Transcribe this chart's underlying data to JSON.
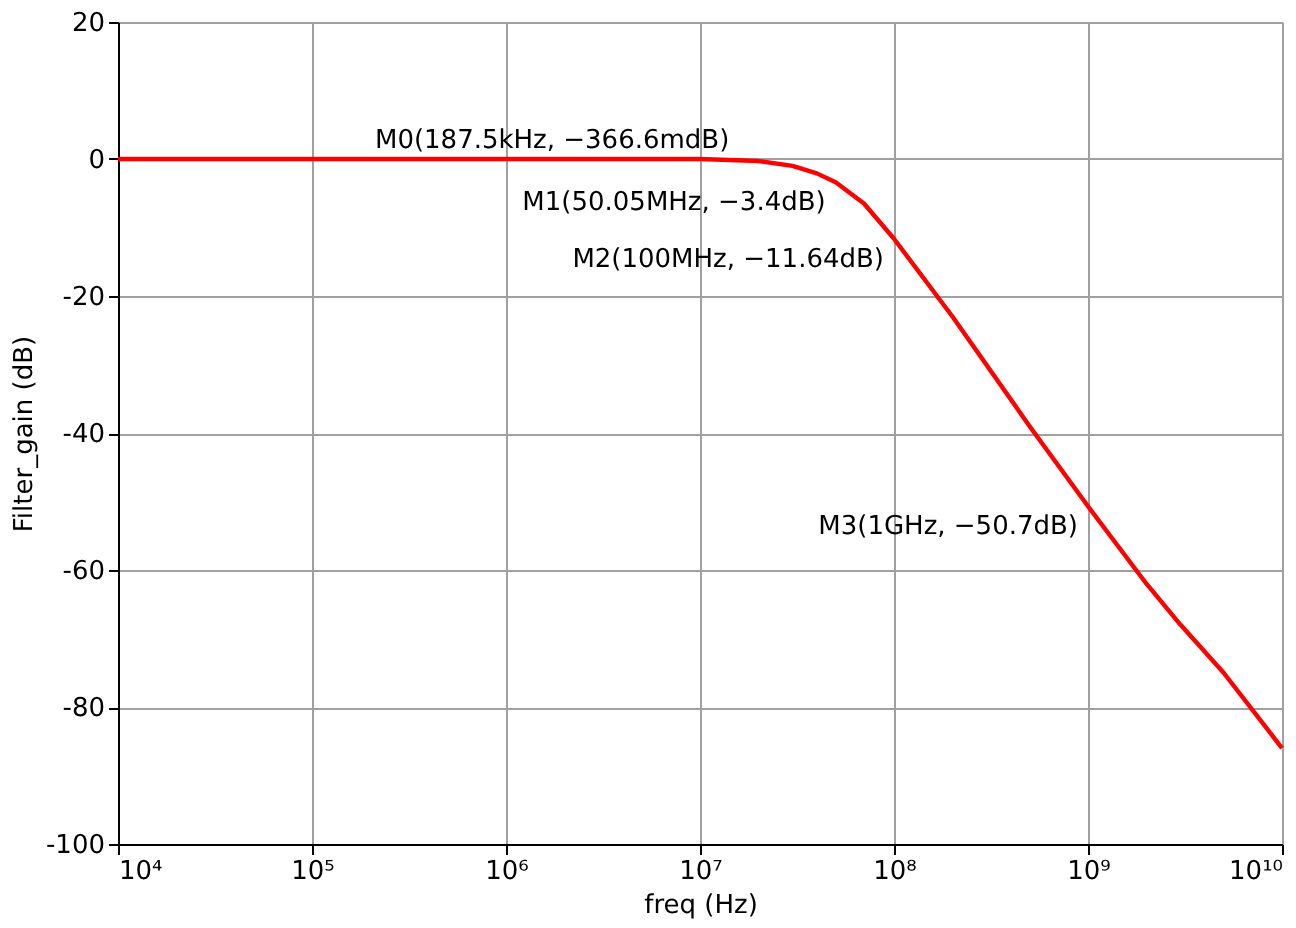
{
  "chart_data": {
    "type": "line",
    "xlabel": "freq (Hz)",
    "ylabel": "Filter_gain (dB)",
    "log": "x",
    "grid": true,
    "marker": "none",
    "line_style": "solid",
    "xlim": [
      10000,
      10000000000
    ],
    "xticks": [
      {
        "value": 10000,
        "label": "10⁴"
      },
      {
        "value": 100000,
        "label": "10⁵"
      },
      {
        "value": 1000000,
        "label": "10⁶"
      },
      {
        "value": 10000000,
        "label": "10⁷"
      },
      {
        "value": 100000000,
        "label": "10⁸"
      },
      {
        "value": 1000000000,
        "label": "10⁹"
      },
      {
        "value": 10000000000,
        "label": "10¹⁰"
      }
    ],
    "ylim": [
      -100,
      20
    ],
    "yticks": [
      -100,
      -80,
      -60,
      -40,
      -20,
      0,
      20
    ],
    "x": [
      10000,
      1000000,
      10000000,
      20000000,
      30000000,
      40000000,
      50050000,
      70000000,
      100000000,
      200000000,
      500000000,
      1000000000,
      2000000000,
      3000000000,
      5000000000,
      10000000000
    ],
    "series": [
      {
        "color": "#ff0000",
        "values": [
          0,
          0,
          0,
          -0.3,
          -1.0,
          -2.1,
          -3.4,
          -6.5,
          -11.64,
          -23,
          -39,
          -50.7,
          -62,
          -68,
          -75,
          -86
        ]
      }
    ],
    "annotations": [
      {
        "text": "M0(187.5kHz, −366.6mdB)",
        "x": 187500,
        "y": -0.3666
      },
      {
        "text": "M1(50.05MHz, −3.4dB)",
        "x": 50050000,
        "y": -3.4
      },
      {
        "text": "M2(100MHz, −11.64dB)",
        "x": 100000000,
        "y": -11.64
      },
      {
        "text": "M3(1GHz, −50.7dB)",
        "x": 1000000000,
        "y": -50.7
      }
    ]
  }
}
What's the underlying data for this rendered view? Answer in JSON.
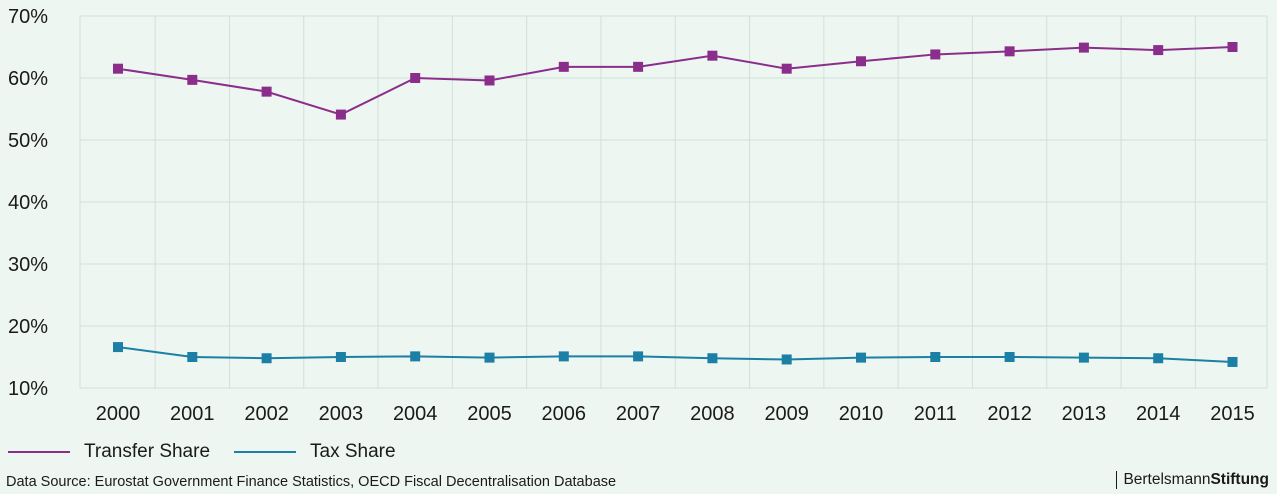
{
  "chart_data": {
    "type": "line",
    "categories": [
      "2000",
      "2001",
      "2002",
      "2003",
      "2004",
      "2005",
      "2006",
      "2007",
      "2008",
      "2009",
      "2010",
      "2011",
      "2012",
      "2013",
      "2014",
      "2015"
    ],
    "y_ticks": [
      "10%",
      "20%",
      "30%",
      "40%",
      "50%",
      "60%",
      "70%"
    ],
    "ylim": [
      10,
      70
    ],
    "grid": true,
    "legend_placement": "bottom-left",
    "series": [
      {
        "name": "Transfer Share",
        "color": "#8b2e8b",
        "values": [
          61.5,
          59.7,
          57.8,
          54.1,
          60.0,
          59.6,
          61.8,
          61.8,
          63.6,
          61.5,
          62.7,
          63.8,
          64.3,
          64.9,
          64.5,
          65.0
        ]
      },
      {
        "name": "Tax Share",
        "color": "#1b7fa6",
        "values": [
          16.6,
          15.0,
          14.8,
          15.0,
          15.1,
          14.9,
          15.1,
          15.1,
          14.8,
          14.6,
          14.9,
          15.0,
          15.0,
          14.9,
          14.8,
          14.2
        ]
      }
    ]
  },
  "legend": {
    "transfer_label": "Transfer Share",
    "tax_label": "Tax Share"
  },
  "footer": {
    "source": "Data Source: Eurostat Government Finance Statistics, OECD Fiscal Decentralisation Database",
    "brand_light": "Bertelsmann",
    "brand_bold": "Stiftung"
  },
  "colors": {
    "background": "#eef6f2",
    "grid": "#cfe2d8",
    "transfer": "#8b2e8b",
    "tax": "#1b7fa6"
  }
}
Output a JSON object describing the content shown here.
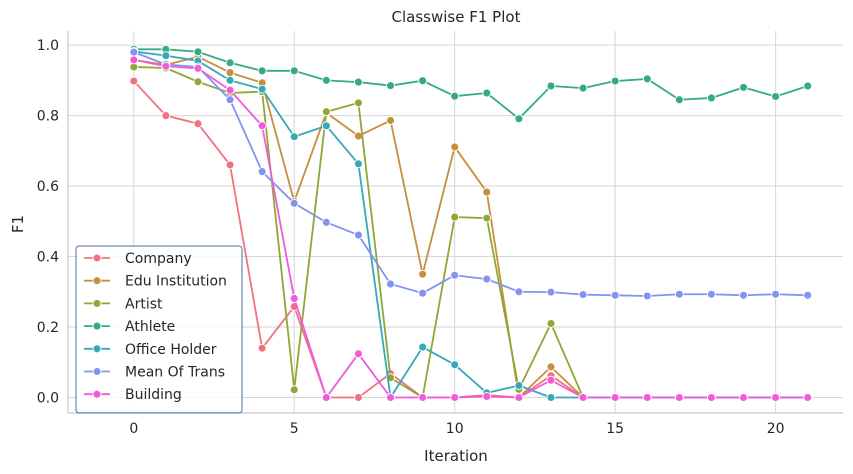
{
  "chart_data": {
    "type": "line",
    "title": "Classwise F1 Plot",
    "xlabel": "Iteration",
    "ylabel": "F1",
    "xlim": [
      -2.05,
      22.1
    ],
    "ylim": [
      -0.044,
      1.04
    ],
    "xticks": [
      0,
      5,
      10,
      15,
      20
    ],
    "yticks": [
      0.0,
      0.2,
      0.4,
      0.6,
      0.8,
      1.0
    ],
    "xtick_labels": [
      "0",
      "5",
      "10",
      "15",
      "20"
    ],
    "ytick_labels": [
      "0.0",
      "0.2",
      "0.4",
      "0.6",
      "0.8",
      "1.0"
    ],
    "grid": true,
    "legend_position": "lower-left",
    "series": [
      {
        "name": "Company",
        "color": "#f0727e",
        "x": [
          0,
          1,
          2,
          3,
          4,
          5,
          6,
          7,
          8,
          9,
          10,
          11,
          12,
          13,
          14,
          15,
          16,
          17,
          18,
          19,
          20,
          21
        ],
        "values": [
          0.898,
          0.8,
          0.777,
          0.66,
          0.14,
          0.258,
          0.0,
          0.0,
          0.068,
          0.0,
          0.0,
          0.007,
          0.0,
          0.062,
          0.0,
          0.0,
          0.0,
          0.0,
          0.0,
          0.0,
          0.0,
          0.0
        ]
      },
      {
        "name": "Edu Institution",
        "color": "#c58f3c",
        "x": [
          0,
          1,
          2,
          3,
          4,
          5,
          6,
          7,
          8,
          9,
          10,
          11,
          12,
          13,
          14,
          15,
          16,
          17,
          18,
          19,
          20,
          21
        ],
        "values": [
          0.958,
          0.944,
          0.967,
          0.922,
          0.893,
          0.556,
          0.808,
          0.742,
          0.786,
          0.35,
          0.711,
          0.583,
          0.0,
          0.087,
          0.0,
          0.0,
          0.0,
          0.0,
          0.0,
          0.0,
          0.0,
          0.0
        ]
      },
      {
        "name": "Artist",
        "color": "#8ea835",
        "x": [
          0,
          1,
          2,
          3,
          4,
          5,
          6,
          7,
          8,
          9,
          10,
          11,
          12,
          13,
          14,
          15,
          16,
          17,
          18,
          19,
          20,
          21
        ],
        "values": [
          0.938,
          0.935,
          0.896,
          0.864,
          0.868,
          0.022,
          0.811,
          0.836,
          0.056,
          0.0,
          0.512,
          0.509,
          0.023,
          0.21,
          0.0,
          0.0,
          0.0,
          0.0,
          0.0,
          0.0,
          0.0,
          0.0
        ]
      },
      {
        "name": "Athlete",
        "color": "#33ab84",
        "x": [
          0,
          1,
          2,
          3,
          4,
          5,
          6,
          7,
          8,
          9,
          10,
          11,
          12,
          13,
          14,
          15,
          16,
          17,
          18,
          19,
          20,
          21
        ],
        "values": [
          0.988,
          0.988,
          0.981,
          0.95,
          0.927,
          0.927,
          0.9,
          0.895,
          0.885,
          0.899,
          0.855,
          0.864,
          0.791,
          0.884,
          0.878,
          0.898,
          0.904,
          0.845,
          0.85,
          0.88,
          0.854,
          0.884
        ]
      },
      {
        "name": "Office Holder",
        "color": "#36a8b6",
        "x": [
          0,
          1,
          2,
          3,
          4,
          5,
          6,
          7,
          8,
          9,
          10,
          11,
          12,
          13,
          14,
          15,
          16,
          17,
          18,
          19,
          20,
          21
        ],
        "values": [
          0.982,
          0.97,
          0.955,
          0.9,
          0.875,
          0.74,
          0.771,
          0.663,
          0.0,
          0.143,
          0.093,
          0.013,
          0.034,
          0.0,
          0.0,
          0.0,
          0.0,
          0.0,
          0.0,
          0.0,
          0.0,
          0.0
        ]
      },
      {
        "name": "Mean Of Trans",
        "color": "#8194f0",
        "x": [
          0,
          1,
          2,
          3,
          4,
          5,
          6,
          7,
          8,
          9,
          10,
          11,
          12,
          13,
          14,
          15,
          16,
          17,
          18,
          19,
          20,
          21
        ],
        "values": [
          0.98,
          0.945,
          0.938,
          0.845,
          0.641,
          0.551,
          0.497,
          0.461,
          0.322,
          0.296,
          0.347,
          0.336,
          0.3,
          0.299,
          0.292,
          0.29,
          0.288,
          0.293,
          0.293,
          0.29,
          0.293,
          0.29
        ]
      },
      {
        "name": "Building",
        "color": "#f25ad9",
        "x": [
          0,
          1,
          2,
          3,
          4,
          5,
          6,
          7,
          8,
          9,
          10,
          11,
          12,
          13,
          14,
          15,
          16,
          17,
          18,
          19,
          20,
          21
        ],
        "values": [
          0.958,
          0.94,
          0.934,
          0.872,
          0.771,
          0.281,
          0.0,
          0.124,
          0.0,
          0.0,
          0.0,
          0.003,
          0.0,
          0.049,
          0.0,
          0.0,
          0.0,
          0.0,
          0.0,
          0.0,
          0.0,
          0.0
        ]
      }
    ]
  }
}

Exercise prompt: State how many lines include the string "JSON", and nothing more.

Exercise response: 3